• Written problem
Please repeat all of the lines that follow, exactly as written.

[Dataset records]
## START

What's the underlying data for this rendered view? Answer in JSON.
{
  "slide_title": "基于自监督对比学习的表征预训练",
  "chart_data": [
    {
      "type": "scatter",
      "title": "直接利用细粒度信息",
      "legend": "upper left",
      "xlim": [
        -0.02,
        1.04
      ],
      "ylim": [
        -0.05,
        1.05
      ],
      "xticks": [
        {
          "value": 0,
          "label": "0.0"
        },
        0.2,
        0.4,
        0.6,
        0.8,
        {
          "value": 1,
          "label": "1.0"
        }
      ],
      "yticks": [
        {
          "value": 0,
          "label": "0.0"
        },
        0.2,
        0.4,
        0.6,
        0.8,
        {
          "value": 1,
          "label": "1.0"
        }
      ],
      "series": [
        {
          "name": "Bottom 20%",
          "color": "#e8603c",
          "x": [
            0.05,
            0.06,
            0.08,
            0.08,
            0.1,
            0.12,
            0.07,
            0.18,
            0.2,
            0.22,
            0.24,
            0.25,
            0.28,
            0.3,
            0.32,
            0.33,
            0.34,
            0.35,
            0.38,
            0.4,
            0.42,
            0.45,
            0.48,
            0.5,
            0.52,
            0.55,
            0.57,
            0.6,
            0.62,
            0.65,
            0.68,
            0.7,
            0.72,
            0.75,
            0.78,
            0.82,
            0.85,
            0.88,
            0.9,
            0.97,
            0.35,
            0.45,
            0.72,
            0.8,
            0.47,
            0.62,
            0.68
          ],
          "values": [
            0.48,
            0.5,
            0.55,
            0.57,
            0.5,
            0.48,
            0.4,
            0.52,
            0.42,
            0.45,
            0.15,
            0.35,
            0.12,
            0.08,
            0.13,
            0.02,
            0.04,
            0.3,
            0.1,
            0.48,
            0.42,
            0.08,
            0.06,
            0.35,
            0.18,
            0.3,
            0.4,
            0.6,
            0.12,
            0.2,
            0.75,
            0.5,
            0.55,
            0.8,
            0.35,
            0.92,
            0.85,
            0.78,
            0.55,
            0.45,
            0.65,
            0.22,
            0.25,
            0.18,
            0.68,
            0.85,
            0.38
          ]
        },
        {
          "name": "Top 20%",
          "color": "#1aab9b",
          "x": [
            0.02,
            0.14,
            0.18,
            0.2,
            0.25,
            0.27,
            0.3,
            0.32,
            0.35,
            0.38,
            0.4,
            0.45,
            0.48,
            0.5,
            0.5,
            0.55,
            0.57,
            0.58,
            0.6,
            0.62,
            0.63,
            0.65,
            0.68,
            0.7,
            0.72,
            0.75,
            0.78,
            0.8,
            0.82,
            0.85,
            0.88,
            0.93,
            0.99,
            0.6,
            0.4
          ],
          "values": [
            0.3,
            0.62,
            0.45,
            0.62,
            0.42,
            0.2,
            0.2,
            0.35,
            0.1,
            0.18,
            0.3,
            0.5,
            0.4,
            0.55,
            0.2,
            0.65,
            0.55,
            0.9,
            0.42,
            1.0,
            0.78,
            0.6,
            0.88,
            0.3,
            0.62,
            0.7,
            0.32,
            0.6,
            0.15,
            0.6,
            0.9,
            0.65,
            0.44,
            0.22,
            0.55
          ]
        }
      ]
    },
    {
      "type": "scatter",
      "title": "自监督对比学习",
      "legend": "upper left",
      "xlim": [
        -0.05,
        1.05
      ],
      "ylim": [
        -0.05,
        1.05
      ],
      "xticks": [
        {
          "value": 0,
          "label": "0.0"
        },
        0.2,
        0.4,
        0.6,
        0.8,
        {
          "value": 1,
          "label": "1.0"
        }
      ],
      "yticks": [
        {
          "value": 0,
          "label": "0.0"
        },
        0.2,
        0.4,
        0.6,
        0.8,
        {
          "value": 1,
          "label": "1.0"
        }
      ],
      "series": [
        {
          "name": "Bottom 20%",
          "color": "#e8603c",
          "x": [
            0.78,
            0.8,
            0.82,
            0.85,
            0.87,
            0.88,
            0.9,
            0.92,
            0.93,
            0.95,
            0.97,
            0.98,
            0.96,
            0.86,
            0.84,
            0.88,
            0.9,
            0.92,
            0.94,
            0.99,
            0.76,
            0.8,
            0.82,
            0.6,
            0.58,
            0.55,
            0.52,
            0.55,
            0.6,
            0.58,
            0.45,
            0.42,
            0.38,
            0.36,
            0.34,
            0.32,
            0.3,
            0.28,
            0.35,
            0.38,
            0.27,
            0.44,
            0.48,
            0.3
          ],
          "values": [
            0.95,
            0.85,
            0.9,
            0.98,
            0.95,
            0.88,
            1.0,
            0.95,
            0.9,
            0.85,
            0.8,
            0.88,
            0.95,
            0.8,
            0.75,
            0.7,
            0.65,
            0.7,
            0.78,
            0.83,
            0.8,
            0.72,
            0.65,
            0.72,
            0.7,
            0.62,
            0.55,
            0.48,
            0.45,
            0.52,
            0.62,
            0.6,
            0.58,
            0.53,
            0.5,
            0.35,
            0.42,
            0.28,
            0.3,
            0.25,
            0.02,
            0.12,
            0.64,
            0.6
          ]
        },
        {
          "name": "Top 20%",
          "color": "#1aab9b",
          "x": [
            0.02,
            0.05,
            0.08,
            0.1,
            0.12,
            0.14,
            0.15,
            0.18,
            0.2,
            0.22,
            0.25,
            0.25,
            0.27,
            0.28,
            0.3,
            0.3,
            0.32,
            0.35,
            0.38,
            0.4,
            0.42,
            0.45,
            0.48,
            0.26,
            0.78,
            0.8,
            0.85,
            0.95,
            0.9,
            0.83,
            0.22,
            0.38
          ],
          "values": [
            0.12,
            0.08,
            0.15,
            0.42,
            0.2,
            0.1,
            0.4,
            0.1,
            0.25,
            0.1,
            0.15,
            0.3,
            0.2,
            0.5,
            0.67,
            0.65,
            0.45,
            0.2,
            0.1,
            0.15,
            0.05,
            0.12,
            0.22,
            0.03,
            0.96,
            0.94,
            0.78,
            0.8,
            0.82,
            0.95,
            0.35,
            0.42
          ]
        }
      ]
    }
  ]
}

## END

• Complete output
What's the underlying data for this rendered view? Answer in JSON.
{
  "slide_title": "基于自监督对比学习的表征预训练",
  "chart_data": [
    {
      "type": "scatter",
      "title": "直接利用细粒度信息",
      "legend": "upper left",
      "xlim": [
        -0.02,
        1.04
      ],
      "ylim": [
        -0.05,
        1.05
      ],
      "xticks": [
        {
          "value": 0,
          "label": "0.0"
        },
        0.2,
        0.4,
        0.6,
        0.8,
        {
          "value": 1,
          "label": "1.0"
        }
      ],
      "yticks": [
        {
          "value": 0,
          "label": "0.0"
        },
        0.2,
        0.4,
        0.6,
        0.8,
        {
          "value": 1,
          "label": "1.0"
        }
      ],
      "series": [
        {
          "name": "Bottom 20%",
          "color": "#e8603c",
          "x": [
            0.05,
            0.06,
            0.08,
            0.08,
            0.1,
            0.12,
            0.07,
            0.18,
            0.2,
            0.22,
            0.24,
            0.25,
            0.28,
            0.3,
            0.32,
            0.33,
            0.34,
            0.35,
            0.38,
            0.4,
            0.42,
            0.45,
            0.48,
            0.5,
            0.52,
            0.55,
            0.57,
            0.6,
            0.62,
            0.65,
            0.68,
            0.7,
            0.72,
            0.75,
            0.78,
            0.82,
            0.85,
            0.88,
            0.9,
            0.97,
            0.35,
            0.45,
            0.72,
            0.8,
            0.47,
            0.62,
            0.68
          ],
          "values": [
            0.48,
            0.5,
            0.55,
            0.57,
            0.5,
            0.48,
            0.4,
            0.52,
            0.42,
            0.45,
            0.15,
            0.35,
            0.12,
            0.08,
            0.13,
            0.02,
            0.04,
            0.3,
            0.1,
            0.48,
            0.42,
            0.08,
            0.06,
            0.35,
            0.18,
            0.3,
            0.4,
            0.6,
            0.12,
            0.2,
            0.75,
            0.5,
            0.55,
            0.8,
            0.35,
            0.92,
            0.85,
            0.78,
            0.55,
            0.45,
            0.65,
            0.22,
            0.25,
            0.18,
            0.68,
            0.85,
            0.38
          ]
        },
        {
          "name": "Top 20%",
          "color": "#1aab9b",
          "x": [
            0.02,
            0.14,
            0.18,
            0.2,
            0.25,
            0.27,
            0.3,
            0.32,
            0.35,
            0.38,
            0.4,
            0.45,
            0.48,
            0.5,
            0.5,
            0.55,
            0.57,
            0.58,
            0.6,
            0.62,
            0.63,
            0.65,
            0.68,
            0.7,
            0.72,
            0.75,
            0.78,
            0.8,
            0.82,
            0.85,
            0.88,
            0.93,
            0.99,
            0.6,
            0.4
          ],
          "values": [
            0.3,
            0.62,
            0.45,
            0.62,
            0.42,
            0.2,
            0.2,
            0.35,
            0.1,
            0.18,
            0.3,
            0.5,
            0.4,
            0.55,
            0.2,
            0.65,
            0.55,
            0.9,
            0.42,
            1.0,
            0.78,
            0.6,
            0.88,
            0.3,
            0.62,
            0.7,
            0.32,
            0.6,
            0.15,
            0.6,
            0.9,
            0.65,
            0.44,
            0.22,
            0.55
          ]
        }
      ]
    },
    {
      "type": "scatter",
      "title": "自监督对比学习",
      "legend": "upper left",
      "xlim": [
        -0.05,
        1.05
      ],
      "ylim": [
        -0.05,
        1.05
      ],
      "xticks": [
        {
          "value": 0,
          "label": "0.0"
        },
        0.2,
        0.4,
        0.6,
        0.8,
        {
          "value": 1,
          "label": "1.0"
        }
      ],
      "yticks": [
        {
          "value": 0,
          "label": "0.0"
        },
        0.2,
        0.4,
        0.6,
        0.8,
        {
          "value": 1,
          "label": "1.0"
        }
      ],
      "series": [
        {
          "name": "Bottom 20%",
          "color": "#e8603c",
          "x": [
            0.78,
            0.8,
            0.82,
            0.85,
            0.87,
            0.88,
            0.9,
            0.92,
            0.93,
            0.95,
            0.97,
            0.98,
            0.96,
            0.86,
            0.84,
            0.88,
            0.9,
            0.92,
            0.94,
            0.99,
            0.76,
            0.8,
            0.82,
            0.6,
            0.58,
            0.55,
            0.52,
            0.55,
            0.6,
            0.58,
            0.45,
            0.42,
            0.38,
            0.36,
            0.34,
            0.32,
            0.3,
            0.28,
            0.35,
            0.38,
            0.27,
            0.44,
            0.48,
            0.3
          ],
          "values": [
            0.95,
            0.85,
            0.9,
            0.98,
            0.95,
            0.88,
            1.0,
            0.95,
            0.9,
            0.85,
            0.8,
            0.88,
            0.95,
            0.8,
            0.75,
            0.7,
            0.65,
            0.7,
            0.78,
            0.83,
            0.8,
            0.72,
            0.65,
            0.72,
            0.7,
            0.62,
            0.55,
            0.48,
            0.45,
            0.52,
            0.62,
            0.6,
            0.58,
            0.53,
            0.5,
            0.35,
            0.42,
            0.28,
            0.3,
            0.25,
            0.02,
            0.12,
            0.64,
            0.6
          ]
        },
        {
          "name": "Top 20%",
          "color": "#1aab9b",
          "x": [
            0.02,
            0.05,
            0.08,
            0.1,
            0.12,
            0.14,
            0.15,
            0.18,
            0.2,
            0.22,
            0.25,
            0.25,
            0.27,
            0.28,
            0.3,
            0.3,
            0.32,
            0.35,
            0.38,
            0.4,
            0.42,
            0.45,
            0.48,
            0.26,
            0.78,
            0.8,
            0.85,
            0.95,
            0.9,
            0.83,
            0.22,
            0.38
          ],
          "values": [
            0.12,
            0.08,
            0.15,
            0.42,
            0.2,
            0.1,
            0.4,
            0.1,
            0.25,
            0.1,
            0.15,
            0.3,
            0.2,
            0.5,
            0.67,
            0.65,
            0.45,
            0.2,
            0.1,
            0.15,
            0.05,
            0.12,
            0.22,
            0.03,
            0.96,
            0.94,
            0.78,
            0.8,
            0.82,
            0.95,
            0.35,
            0.42
          ]
        }
      ]
    }
  ]
}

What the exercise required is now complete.